Dataset items:
- - -
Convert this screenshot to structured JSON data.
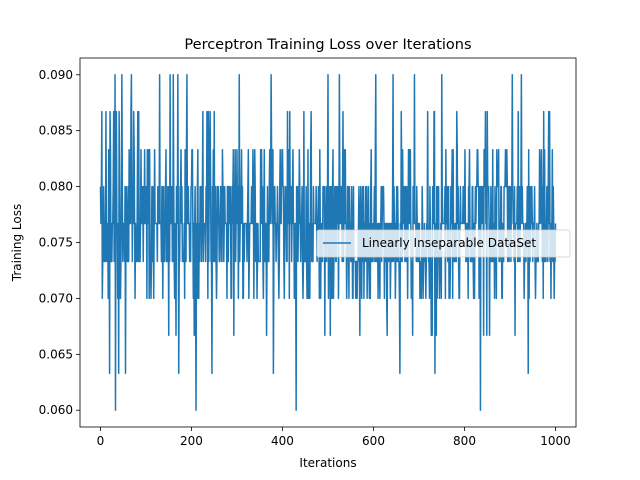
{
  "chart_data": {
    "type": "line",
    "title": "Perceptron Training Loss over Iterations",
    "xlabel": "Iterations",
    "ylabel": "Training Loss",
    "xlim": [
      -45,
      1045
    ],
    "ylim": [
      0.0585,
      0.0915
    ],
    "xticks": [
      0,
      200,
      400,
      600,
      800,
      1000
    ],
    "xtick_labels": [
      "0",
      "200",
      "400",
      "600",
      "800",
      "1000"
    ],
    "yticks": [
      0.06,
      0.065,
      0.07,
      0.075,
      0.08,
      0.085,
      0.09
    ],
    "ytick_labels": [
      "0.060",
      "0.065",
      "0.070",
      "0.075",
      "0.080",
      "0.085",
      "0.090"
    ],
    "grid": false,
    "legend_position": "center-right",
    "series": [
      {
        "name": "Linearly Inseparable DataSet",
        "color": "#1f77b4",
        "x_start": 0,
        "x_step": 1,
        "count": 1001,
        "value_levels": [
          0.06,
          0.0633,
          0.0667,
          0.07,
          0.0733,
          0.0767,
          0.08,
          0.0833,
          0.0867,
          0.09
        ],
        "typical_range": [
          0.07,
          0.08
        ],
        "extreme_points": [
          {
            "x": 33,
            "y": 0.06
          },
          {
            "x": 210,
            "y": 0.06
          },
          {
            "x": 430,
            "y": 0.06
          },
          {
            "x": 835,
            "y": 0.06
          },
          {
            "x": 20,
            "y": 0.0633
          },
          {
            "x": 40,
            "y": 0.0633
          },
          {
            "x": 55,
            "y": 0.0633
          },
          {
            "x": 172,
            "y": 0.0633
          },
          {
            "x": 245,
            "y": 0.0633
          },
          {
            "x": 305,
            "y": 0.0633
          },
          {
            "x": 380,
            "y": 0.0633
          },
          {
            "x": 643,
            "y": 0.0633
          },
          {
            "x": 658,
            "y": 0.0633
          },
          {
            "x": 735,
            "y": 0.0633
          },
          {
            "x": 905,
            "y": 0.0633
          },
          {
            "x": 940,
            "y": 0.0633
          },
          {
            "x": 32,
            "y": 0.09
          },
          {
            "x": 47,
            "y": 0.09
          },
          {
            "x": 68,
            "y": 0.09
          },
          {
            "x": 130,
            "y": 0.09
          },
          {
            "x": 153,
            "y": 0.09
          },
          {
            "x": 160,
            "y": 0.09
          },
          {
            "x": 170,
            "y": 0.09
          },
          {
            "x": 190,
            "y": 0.09
          },
          {
            "x": 305,
            "y": 0.09
          },
          {
            "x": 375,
            "y": 0.09
          },
          {
            "x": 500,
            "y": 0.09
          },
          {
            "x": 525,
            "y": 0.09
          },
          {
            "x": 605,
            "y": 0.09
          },
          {
            "x": 643,
            "y": 0.09
          },
          {
            "x": 690,
            "y": 0.09
          },
          {
            "x": 750,
            "y": 0.09
          },
          {
            "x": 905,
            "y": 0.09
          },
          {
            "x": 925,
            "y": 0.09
          }
        ]
      }
    ]
  }
}
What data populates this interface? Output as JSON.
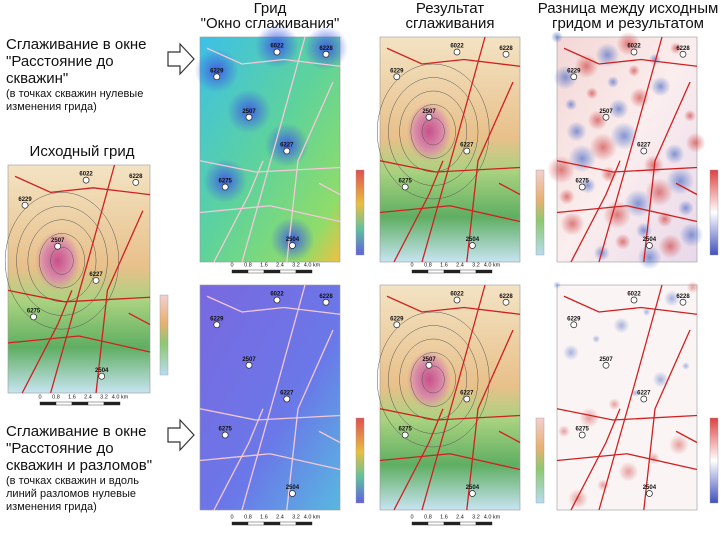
{
  "left_top": [
    "Сглаживание в окне",
    "\"Расстояние до",
    "скважин\""
  ],
  "left_top_note": [
    "(в точках скважин нулевые",
    "изменения грида)"
  ],
  "source_title": "Исходный грид",
  "left_bottom": [
    "Сглаживание в окне",
    "\"Расстояние до",
    "скважин и разломов\""
  ],
  "left_bottom_note": [
    "(в точках скважин и вдоль",
    "линий разломов нулевые",
    "изменения грида)"
  ],
  "columns": [
    {
      "title": [
        "Грид",
        "\"Окно сглаживания\""
      ]
    },
    {
      "title": [
        "Результат",
        "сглаживания"
      ]
    },
    {
      "title": [
        "Разница между исходным",
        "гридом и результатом"
      ]
    }
  ],
  "wells": [
    "6022",
    "6228",
    "6229",
    "2507",
    "6227",
    "6275",
    "2504"
  ],
  "scale": [
    "0",
    "0.8",
    "1.6",
    "2.4",
    "3.2",
    "4.0 km"
  ]
}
- - -
Each line above that includes "Iterations" counts once; state the total and nothing more.

OUTPUT OF THE EXERCISE -
2